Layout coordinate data
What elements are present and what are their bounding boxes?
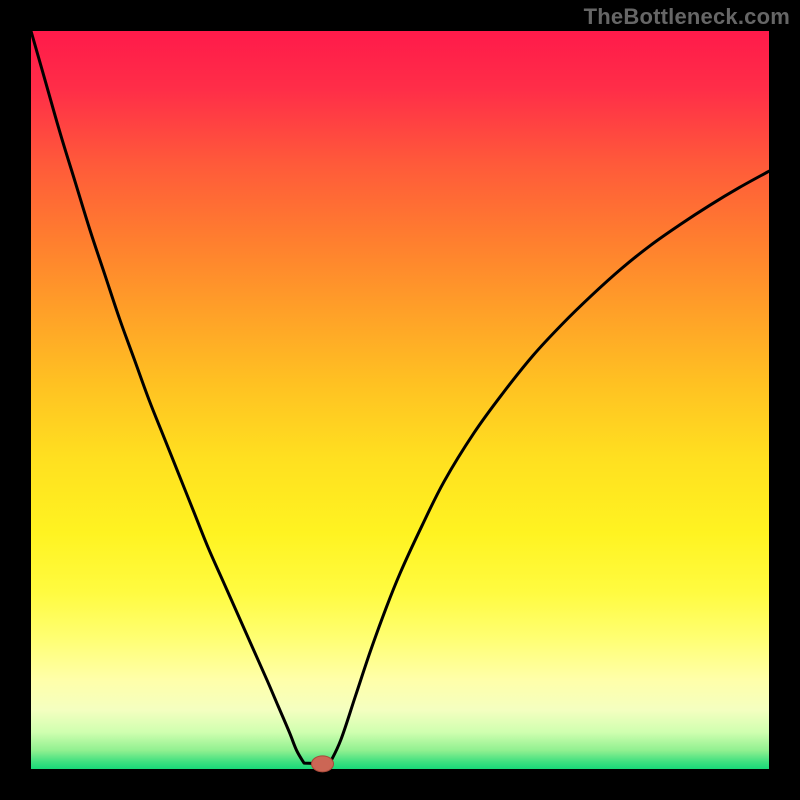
chart-container: TheBottleneck.com	[0, 0, 800, 800]
bottleneck-chart	[0, 0, 800, 800]
gradient-background	[31, 31, 769, 769]
watermark-text: TheBottleneck.com	[584, 4, 790, 30]
optimal-marker	[312, 756, 334, 772]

## WORK INSTRUCTIONS
Rewrite the data above, changing "bounding boxes" to "positions on the page" and keeping every other part the same. Leave the pictures out of your version.

## SOLVED PROBLEM
What elements are present and what are their positions on the page?
chart-container: TheBottleneck.com	[0, 0, 800, 800]
bottleneck-chart	[0, 0, 800, 800]
gradient-background	[31, 31, 769, 769]
watermark-text: TheBottleneck.com	[584, 4, 790, 30]
optimal-marker	[312, 756, 334, 772]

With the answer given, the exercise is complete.